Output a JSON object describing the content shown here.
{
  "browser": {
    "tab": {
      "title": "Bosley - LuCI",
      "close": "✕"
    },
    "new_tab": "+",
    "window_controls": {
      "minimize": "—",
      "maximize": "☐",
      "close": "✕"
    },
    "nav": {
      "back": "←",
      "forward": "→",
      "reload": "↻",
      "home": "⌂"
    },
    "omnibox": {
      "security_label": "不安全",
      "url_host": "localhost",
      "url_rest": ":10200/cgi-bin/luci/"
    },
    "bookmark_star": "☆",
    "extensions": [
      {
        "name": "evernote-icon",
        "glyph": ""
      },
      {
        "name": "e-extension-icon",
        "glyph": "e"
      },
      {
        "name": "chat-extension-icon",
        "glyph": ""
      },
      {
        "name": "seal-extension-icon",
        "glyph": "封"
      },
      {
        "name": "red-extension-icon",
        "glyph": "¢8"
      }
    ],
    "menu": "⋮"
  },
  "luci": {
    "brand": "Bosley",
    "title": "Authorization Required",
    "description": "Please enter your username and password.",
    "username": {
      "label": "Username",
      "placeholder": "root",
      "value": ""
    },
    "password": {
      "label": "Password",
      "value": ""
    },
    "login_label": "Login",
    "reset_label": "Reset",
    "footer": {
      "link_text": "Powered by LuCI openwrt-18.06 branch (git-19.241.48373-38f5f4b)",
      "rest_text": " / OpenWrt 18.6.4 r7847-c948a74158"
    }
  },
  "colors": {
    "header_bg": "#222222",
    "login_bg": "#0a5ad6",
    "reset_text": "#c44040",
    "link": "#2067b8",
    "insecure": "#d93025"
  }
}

To do
Using the data above, copy each line that contains "icon".

Reply
        "name": "evernote-icon",
        "name": "e-extension-icon",
        "name": "chat-extension-icon",
        "name": "seal-extension-icon",
        "name": "red-extension-icon",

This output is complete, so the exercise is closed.